* [YOUR INSTRUCTIONS]:
Copy every line, leaving nothing out and adding nothing.

* [RECORDS FOR PROCESSING]:
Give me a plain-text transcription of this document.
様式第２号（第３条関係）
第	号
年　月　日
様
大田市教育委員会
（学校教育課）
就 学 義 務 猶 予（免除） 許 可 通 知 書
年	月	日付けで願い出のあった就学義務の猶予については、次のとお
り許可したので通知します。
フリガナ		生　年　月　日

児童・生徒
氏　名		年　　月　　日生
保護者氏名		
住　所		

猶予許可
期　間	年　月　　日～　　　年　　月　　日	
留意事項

* [REPLY TO THE TASK]:
Give me a plain-text transcription of this document.
様式第２号（第３条関係）
第	号
年　月　日
様
大田市教育委員会
（学校教育課）
就 学 義 務 猶 予（免除） 許 可 通 知 書
年	月	日付けで願い出のあった就学義務の猶予については、次のとお
り許可したので通知します。
フリガナ		生　年　月　日

児童・生徒
氏　名		年　　月　　日生
保護者氏名		
住　所		

猶予許可
期　間	年　月　　日～　　　年　　月　　日	
留意事項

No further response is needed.